# BRIEF:
Look for the string "screenshot" in every line, and copy each line that has it.

[BEGIN RECORDS FOR THE TASK]

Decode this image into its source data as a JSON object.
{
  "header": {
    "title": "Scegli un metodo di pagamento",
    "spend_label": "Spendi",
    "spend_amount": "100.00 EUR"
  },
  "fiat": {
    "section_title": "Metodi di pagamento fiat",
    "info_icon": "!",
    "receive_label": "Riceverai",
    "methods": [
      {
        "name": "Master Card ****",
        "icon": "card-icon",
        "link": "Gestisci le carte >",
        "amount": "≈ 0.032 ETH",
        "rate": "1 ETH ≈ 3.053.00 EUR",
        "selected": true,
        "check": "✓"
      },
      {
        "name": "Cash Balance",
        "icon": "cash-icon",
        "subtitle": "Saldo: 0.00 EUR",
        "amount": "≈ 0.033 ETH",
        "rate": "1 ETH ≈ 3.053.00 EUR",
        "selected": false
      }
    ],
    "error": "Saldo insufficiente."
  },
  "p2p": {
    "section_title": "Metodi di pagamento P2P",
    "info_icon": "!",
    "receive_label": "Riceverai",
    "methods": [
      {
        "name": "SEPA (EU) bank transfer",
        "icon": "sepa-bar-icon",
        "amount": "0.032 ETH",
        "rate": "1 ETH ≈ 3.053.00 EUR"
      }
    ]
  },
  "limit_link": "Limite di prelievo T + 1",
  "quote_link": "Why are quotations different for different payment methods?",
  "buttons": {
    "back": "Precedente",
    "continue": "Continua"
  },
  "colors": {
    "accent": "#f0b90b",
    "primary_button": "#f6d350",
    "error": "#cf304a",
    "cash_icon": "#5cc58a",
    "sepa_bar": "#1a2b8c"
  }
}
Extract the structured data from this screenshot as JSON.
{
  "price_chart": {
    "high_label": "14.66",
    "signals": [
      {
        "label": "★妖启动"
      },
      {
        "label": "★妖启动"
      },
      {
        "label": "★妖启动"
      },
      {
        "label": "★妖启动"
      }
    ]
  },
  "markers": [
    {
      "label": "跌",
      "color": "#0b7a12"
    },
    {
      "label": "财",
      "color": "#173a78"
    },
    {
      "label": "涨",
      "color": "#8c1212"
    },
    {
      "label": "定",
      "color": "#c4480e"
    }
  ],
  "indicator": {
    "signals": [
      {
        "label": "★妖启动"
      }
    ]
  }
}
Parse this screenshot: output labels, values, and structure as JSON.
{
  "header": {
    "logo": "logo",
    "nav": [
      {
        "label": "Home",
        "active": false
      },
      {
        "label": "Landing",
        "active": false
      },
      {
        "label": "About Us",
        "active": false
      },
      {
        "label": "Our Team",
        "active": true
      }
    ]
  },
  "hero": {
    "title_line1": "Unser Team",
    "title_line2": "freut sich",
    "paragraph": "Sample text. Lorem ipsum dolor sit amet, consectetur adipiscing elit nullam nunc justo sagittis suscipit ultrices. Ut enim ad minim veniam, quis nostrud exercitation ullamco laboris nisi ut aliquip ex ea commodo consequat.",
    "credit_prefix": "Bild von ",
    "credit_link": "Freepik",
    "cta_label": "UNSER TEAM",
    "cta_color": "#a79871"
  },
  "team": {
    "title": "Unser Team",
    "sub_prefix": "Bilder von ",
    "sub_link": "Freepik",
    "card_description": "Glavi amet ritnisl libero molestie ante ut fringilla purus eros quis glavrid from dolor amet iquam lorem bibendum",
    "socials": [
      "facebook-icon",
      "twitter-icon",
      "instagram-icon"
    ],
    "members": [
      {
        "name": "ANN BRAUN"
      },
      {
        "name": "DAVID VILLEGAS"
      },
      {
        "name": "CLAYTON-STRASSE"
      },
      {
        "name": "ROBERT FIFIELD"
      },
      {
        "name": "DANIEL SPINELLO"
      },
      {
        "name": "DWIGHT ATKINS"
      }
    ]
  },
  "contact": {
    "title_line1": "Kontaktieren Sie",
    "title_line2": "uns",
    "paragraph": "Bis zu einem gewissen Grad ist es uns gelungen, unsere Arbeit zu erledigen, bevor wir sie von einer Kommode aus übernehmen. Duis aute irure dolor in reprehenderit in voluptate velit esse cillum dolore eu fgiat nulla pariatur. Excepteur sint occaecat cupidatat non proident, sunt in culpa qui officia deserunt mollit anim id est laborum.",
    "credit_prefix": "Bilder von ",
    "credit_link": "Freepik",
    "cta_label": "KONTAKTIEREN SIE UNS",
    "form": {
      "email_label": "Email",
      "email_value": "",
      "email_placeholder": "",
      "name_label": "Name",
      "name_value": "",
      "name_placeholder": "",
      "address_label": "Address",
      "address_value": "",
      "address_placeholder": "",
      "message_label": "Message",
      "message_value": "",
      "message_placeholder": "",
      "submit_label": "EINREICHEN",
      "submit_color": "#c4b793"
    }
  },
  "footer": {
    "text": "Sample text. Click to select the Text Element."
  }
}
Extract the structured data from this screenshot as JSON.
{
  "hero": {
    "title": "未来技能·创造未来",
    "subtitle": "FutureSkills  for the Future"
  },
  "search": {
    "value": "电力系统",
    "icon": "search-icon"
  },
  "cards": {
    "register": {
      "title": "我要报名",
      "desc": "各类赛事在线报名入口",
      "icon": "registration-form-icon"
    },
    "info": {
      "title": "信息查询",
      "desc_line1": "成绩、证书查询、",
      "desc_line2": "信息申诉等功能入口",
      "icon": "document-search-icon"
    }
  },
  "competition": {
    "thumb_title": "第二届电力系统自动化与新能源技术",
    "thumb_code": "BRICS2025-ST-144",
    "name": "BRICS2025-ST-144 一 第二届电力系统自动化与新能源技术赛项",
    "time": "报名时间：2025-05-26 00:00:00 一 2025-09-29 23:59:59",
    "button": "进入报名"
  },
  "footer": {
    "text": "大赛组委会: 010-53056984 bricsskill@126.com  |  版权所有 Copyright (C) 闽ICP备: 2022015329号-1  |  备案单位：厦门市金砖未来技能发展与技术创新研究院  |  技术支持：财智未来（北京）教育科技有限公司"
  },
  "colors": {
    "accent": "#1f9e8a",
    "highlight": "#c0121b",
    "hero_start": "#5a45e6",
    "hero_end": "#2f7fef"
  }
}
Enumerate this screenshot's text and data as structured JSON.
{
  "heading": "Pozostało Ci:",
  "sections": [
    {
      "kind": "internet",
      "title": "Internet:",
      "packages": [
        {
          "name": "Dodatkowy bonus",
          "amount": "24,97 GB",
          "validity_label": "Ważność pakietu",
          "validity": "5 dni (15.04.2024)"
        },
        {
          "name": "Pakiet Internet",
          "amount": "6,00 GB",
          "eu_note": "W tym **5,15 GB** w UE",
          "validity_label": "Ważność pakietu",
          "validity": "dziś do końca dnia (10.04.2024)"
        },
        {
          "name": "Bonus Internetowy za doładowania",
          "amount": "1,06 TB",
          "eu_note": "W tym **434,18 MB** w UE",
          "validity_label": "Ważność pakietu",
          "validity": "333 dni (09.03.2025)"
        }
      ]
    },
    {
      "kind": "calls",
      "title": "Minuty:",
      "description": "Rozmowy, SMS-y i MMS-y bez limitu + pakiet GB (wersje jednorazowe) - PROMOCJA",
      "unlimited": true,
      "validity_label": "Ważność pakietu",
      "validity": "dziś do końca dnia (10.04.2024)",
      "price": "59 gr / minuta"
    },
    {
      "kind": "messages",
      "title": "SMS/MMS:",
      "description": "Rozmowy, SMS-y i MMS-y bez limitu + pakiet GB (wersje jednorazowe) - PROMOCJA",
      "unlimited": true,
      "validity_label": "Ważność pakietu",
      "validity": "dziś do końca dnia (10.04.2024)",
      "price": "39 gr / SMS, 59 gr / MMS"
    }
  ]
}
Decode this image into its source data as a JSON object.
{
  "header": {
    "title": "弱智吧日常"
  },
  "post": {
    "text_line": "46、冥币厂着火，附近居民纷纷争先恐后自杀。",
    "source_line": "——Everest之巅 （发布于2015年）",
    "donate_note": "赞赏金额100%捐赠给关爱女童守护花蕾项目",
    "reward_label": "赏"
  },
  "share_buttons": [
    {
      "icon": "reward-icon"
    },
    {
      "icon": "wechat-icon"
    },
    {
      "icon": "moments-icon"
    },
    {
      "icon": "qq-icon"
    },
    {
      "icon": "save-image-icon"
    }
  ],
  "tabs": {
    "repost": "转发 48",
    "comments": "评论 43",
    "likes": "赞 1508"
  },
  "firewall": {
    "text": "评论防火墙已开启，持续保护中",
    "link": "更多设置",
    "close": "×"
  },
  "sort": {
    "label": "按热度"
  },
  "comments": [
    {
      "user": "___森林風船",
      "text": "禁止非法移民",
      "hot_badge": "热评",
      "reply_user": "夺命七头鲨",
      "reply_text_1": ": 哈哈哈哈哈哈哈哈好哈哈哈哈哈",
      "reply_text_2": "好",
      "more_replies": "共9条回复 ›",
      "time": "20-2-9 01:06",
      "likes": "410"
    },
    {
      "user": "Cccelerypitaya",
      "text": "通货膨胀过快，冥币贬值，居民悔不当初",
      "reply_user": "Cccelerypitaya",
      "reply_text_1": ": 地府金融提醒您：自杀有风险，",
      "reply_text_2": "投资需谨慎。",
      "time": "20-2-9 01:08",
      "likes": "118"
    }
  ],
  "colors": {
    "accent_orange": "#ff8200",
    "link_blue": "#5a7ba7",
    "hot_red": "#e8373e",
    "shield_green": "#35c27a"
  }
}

[END RECORDS FOR THE TASK]

# FINAL RESULT:
Extract the structured data from this screenshot as JSON.
Parse this screenshot: output labels, values, and structure as JSON.
Extract the structured data from this screenshot as JSON.
Enumerate this screenshot's text and data as structured JSON.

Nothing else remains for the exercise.